= EXERCISE REQUIREMENTS =
Where a line of the listing below includes the word "secours", reproduce that line.

= RECORDS PROVIDED =
• • • • • • •

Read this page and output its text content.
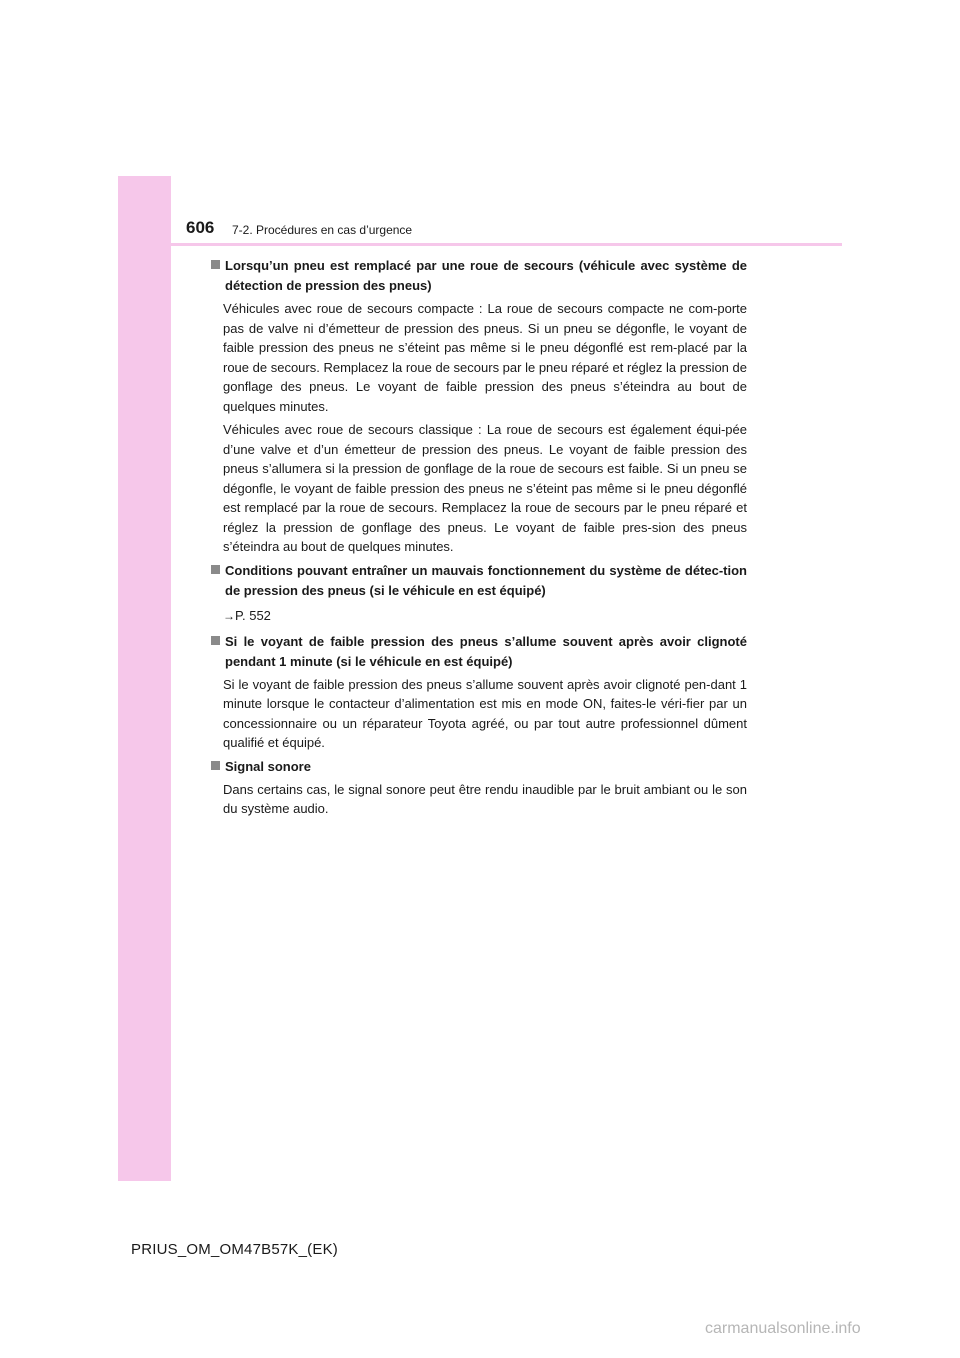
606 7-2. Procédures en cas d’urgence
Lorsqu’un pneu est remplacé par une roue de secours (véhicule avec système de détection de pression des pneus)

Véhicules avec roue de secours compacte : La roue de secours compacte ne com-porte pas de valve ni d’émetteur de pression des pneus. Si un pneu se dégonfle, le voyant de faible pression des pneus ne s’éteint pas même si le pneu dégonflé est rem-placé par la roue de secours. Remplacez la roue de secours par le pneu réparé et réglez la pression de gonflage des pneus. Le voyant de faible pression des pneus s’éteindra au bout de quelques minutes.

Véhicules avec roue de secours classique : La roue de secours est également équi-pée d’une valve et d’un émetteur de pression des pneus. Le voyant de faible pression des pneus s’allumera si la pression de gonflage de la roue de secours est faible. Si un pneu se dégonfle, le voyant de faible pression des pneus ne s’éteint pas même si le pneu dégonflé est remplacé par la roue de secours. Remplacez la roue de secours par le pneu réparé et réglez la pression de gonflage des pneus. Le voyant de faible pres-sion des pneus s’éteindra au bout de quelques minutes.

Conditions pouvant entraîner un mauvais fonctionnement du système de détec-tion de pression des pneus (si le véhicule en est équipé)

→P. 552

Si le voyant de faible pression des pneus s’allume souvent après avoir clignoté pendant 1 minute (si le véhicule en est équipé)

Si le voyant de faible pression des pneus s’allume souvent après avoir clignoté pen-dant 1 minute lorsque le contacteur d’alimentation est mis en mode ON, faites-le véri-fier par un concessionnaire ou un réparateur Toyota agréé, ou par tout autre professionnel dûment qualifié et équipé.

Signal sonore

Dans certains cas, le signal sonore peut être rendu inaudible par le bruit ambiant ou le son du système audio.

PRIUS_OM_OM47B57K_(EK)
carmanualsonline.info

• • • • • • •

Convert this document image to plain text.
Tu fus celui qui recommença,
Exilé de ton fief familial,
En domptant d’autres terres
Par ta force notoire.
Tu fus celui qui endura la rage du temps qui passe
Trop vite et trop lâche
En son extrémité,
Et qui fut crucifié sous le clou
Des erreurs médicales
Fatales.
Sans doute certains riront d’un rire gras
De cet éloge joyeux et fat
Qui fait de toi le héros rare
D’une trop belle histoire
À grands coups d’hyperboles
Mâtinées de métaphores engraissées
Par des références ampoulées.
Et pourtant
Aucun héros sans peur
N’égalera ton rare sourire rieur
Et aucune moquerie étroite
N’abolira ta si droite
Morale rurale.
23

• • • • • • •

= COMPLETED TASK =
Lorsqu’un pneu est remplacé par une roue de secours (véhicule avec système de détection de pression des pneus)
Véhicules avec roue de secours compacte : La roue de secours compacte ne com-porte pas de valve ni d’émetteur de pression des pneus. Si un pneu se dégonfle, le voyant de faible pression des pneus ne s’éteint pas même si le pneu dégonflé est rem-placé par la roue de secours. Remplacez la roue de secours par le pneu réparé et réglez la pression de gonflage des pneus. Le voyant de faible pression des pneus s’éteindra au bout de quelques minutes.
Véhicules avec roue de secours classique : La roue de secours est également équi-pée d’une valve et d’un émetteur de pression des pneus. Le voyant de faible pression des pneus s’allumera si la pression de gonflage de la roue de secours est faible. Si un pneu se dégonfle, le voyant de faible pression des pneus ne s’éteint pas même si le pneu dégonflé est remplacé par la roue de secours. Remplacez la roue de secours par le pneu réparé et réglez la pression de gonflage des pneus. Le voyant de faible pres-sion des pneus s’éteindra au bout de quelques minutes.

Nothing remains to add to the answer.